> [What the task asks]: Write the data out again, exactly as given.
===== Material provided =====
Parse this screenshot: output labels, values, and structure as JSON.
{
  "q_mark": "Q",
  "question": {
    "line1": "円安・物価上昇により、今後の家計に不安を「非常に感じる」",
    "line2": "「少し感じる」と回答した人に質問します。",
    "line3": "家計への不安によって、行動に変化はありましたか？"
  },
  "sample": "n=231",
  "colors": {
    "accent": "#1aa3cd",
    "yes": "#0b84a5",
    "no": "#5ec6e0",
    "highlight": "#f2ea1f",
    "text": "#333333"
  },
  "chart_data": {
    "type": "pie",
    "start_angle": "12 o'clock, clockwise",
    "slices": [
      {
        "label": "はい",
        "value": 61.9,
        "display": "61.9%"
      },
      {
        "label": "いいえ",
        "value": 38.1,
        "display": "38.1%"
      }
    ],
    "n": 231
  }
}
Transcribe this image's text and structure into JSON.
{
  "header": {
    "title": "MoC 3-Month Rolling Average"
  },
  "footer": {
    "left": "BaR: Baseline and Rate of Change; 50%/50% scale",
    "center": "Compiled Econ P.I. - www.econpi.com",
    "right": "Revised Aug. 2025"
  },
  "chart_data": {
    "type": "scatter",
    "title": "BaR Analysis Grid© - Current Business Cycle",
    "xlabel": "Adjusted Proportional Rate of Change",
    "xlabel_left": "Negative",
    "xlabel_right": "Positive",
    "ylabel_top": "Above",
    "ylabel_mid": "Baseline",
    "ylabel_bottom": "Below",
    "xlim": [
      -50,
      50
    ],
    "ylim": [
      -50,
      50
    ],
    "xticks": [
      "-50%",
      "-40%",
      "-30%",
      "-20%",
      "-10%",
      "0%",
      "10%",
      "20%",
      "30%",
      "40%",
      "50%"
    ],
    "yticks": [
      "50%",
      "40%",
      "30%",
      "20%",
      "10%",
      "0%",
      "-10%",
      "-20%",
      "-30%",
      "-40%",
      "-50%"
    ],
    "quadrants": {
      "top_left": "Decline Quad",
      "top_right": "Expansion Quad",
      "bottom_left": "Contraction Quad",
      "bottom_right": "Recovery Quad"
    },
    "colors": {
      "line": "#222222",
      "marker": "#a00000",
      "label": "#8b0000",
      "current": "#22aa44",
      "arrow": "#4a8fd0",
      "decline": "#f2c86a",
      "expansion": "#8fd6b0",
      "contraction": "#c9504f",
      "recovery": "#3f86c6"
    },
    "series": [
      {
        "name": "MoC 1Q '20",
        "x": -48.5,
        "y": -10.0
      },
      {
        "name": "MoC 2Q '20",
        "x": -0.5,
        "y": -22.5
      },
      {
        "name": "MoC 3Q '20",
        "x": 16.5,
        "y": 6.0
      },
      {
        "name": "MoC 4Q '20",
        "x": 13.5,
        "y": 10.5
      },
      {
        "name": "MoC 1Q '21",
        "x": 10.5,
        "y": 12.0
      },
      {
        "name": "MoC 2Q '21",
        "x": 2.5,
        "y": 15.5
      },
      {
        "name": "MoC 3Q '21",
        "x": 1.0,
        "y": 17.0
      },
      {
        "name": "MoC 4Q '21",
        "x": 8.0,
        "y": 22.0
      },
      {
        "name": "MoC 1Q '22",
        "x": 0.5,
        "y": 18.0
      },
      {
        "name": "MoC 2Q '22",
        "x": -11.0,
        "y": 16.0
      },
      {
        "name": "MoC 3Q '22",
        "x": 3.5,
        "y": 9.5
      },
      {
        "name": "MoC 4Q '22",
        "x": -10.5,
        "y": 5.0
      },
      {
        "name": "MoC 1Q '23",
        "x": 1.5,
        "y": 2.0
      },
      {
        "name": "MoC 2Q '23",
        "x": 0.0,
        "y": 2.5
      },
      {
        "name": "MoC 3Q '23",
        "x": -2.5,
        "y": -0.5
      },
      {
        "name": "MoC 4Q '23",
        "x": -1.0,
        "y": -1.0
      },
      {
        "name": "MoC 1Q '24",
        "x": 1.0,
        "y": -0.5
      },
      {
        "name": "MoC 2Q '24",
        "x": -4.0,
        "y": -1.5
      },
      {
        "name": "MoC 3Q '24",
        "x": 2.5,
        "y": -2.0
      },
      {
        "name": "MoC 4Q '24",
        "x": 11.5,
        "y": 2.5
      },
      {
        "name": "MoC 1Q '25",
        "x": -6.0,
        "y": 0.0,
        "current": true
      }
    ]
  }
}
=====
> [Response to this exercise]:
Parse this screenshot: output labels, values, and structure as JSON.
{
  "q_mark": "Q",
  "question": {
    "line1": "円安・物価上昇により、今後の家計に不安を「非常に感じる」",
    "line2": "「少し感じる」と回答した人に質問します。",
    "line3": "家計への不安によって、行動に変化はありましたか？"
  },
  "sample": "n=231",
  "colors": {
    "accent": "#1aa3cd",
    "yes": "#0b84a5",
    "no": "#5ec6e0",
    "highlight": "#f2ea1f",
    "text": "#333333"
  },
  "chart_data": {
    "type": "pie",
    "start_angle": "12 o'clock, clockwise",
    "slices": [
      {
        "label": "はい",
        "value": 61.9,
        "display": "61.9%"
      },
      {
        "label": "いいえ",
        "value": 38.1,
        "display": "38.1%"
      }
    ],
    "n": 231
  }
}
Transcribe this image's text and structure into JSON.
{
  "header": {
    "title": "MoC 3-Month Rolling Average"
  },
  "footer": {
    "left": "BaR: Baseline and Rate of Change; 50%/50% scale",
    "center": "Compiled Econ P.I. - www.econpi.com",
    "right": "Revised Aug. 2025"
  },
  "chart_data": {
    "type": "scatter",
    "title": "BaR Analysis Grid© - Current Business Cycle",
    "xlabel": "Adjusted Proportional Rate of Change",
    "xlabel_left": "Negative",
    "xlabel_right": "Positive",
    "ylabel_top": "Above",
    "ylabel_mid": "Baseline",
    "ylabel_bottom": "Below",
    "xlim": [
      -50,
      50
    ],
    "ylim": [
      -50,
      50
    ],
    "xticks": [
      "-50%",
      "-40%",
      "-30%",
      "-20%",
      "-10%",
      "0%",
      "10%",
      "20%",
      "30%",
      "40%",
      "50%"
    ],
    "yticks": [
      "50%",
      "40%",
      "30%",
      "20%",
      "10%",
      "0%",
      "-10%",
      "-20%",
      "-30%",
      "-40%",
      "-50%"
    ],
    "quadrants": {
      "top_left": "Decline Quad",
      "top_right": "Expansion Quad",
      "bottom_left": "Contraction Quad",
      "bottom_right": "Recovery Quad"
    },
    "colors": {
      "line": "#222222",
      "marker": "#a00000",
      "label": "#8b0000",
      "current": "#22aa44",
      "arrow": "#4a8fd0",
      "decline": "#f2c86a",
      "expansion": "#8fd6b0",
      "contraction": "#c9504f",
      "recovery": "#3f86c6"
    },
    "series": [
      {
        "name": "MoC 1Q '20",
        "x": -48.5,
        "y": -10.0
      },
      {
        "name": "MoC 2Q '20",
        "x": -0.5,
        "y": -22.5
      },
      {
        "name": "MoC 3Q '20",
        "x": 16.5,
        "y": 6.0
      },
      {
        "name": "MoC 4Q '20",
        "x": 13.5,
        "y": 10.5
      },
      {
        "name": "MoC 1Q '21",
        "x": 10.5,
        "y": 12.0
      },
      {
        "name": "MoC 2Q '21",
        "x": 2.5,
        "y": 15.5
      },
      {
        "name": "MoC 3Q '21",
        "x": 1.0,
        "y": 17.0
      },
      {
        "name": "MoC 4Q '21",
        "x": 8.0,
        "y": 22.0
      },
      {
        "name": "MoC 1Q '22",
        "x": 0.5,
        "y": 18.0
      },
      {
        "name": "MoC 2Q '22",
        "x": -11.0,
        "y": 16.0
      },
      {
        "name": "MoC 3Q '22",
        "x": 3.5,
        "y": 9.5
      },
      {
        "name": "MoC 4Q '22",
        "x": -10.5,
        "y": 5.0
      },
      {
        "name": "MoC 1Q '23",
        "x": 1.5,
        "y": 2.0
      },
      {
        "name": "MoC 2Q '23",
        "x": 0.0,
        "y": 2.5
      },
      {
        "name": "MoC 3Q '23",
        "x": -2.5,
        "y": -0.5
      },
      {
        "name": "MoC 4Q '23",
        "x": -1.0,
        "y": -1.0
      },
      {
        "name": "MoC 1Q '24",
        "x": 1.0,
        "y": -0.5
      },
      {
        "name": "MoC 2Q '24",
        "x": -4.0,
        "y": -1.5
      },
      {
        "name": "MoC 3Q '24",
        "x": 2.5,
        "y": -2.0
      },
      {
        "name": "MoC 4Q '24",
        "x": 11.5,
        "y": 2.5
      },
      {
        "name": "MoC 1Q '25",
        "x": -6.0,
        "y": 0.0,
        "current": true
      }
    ]
  }
}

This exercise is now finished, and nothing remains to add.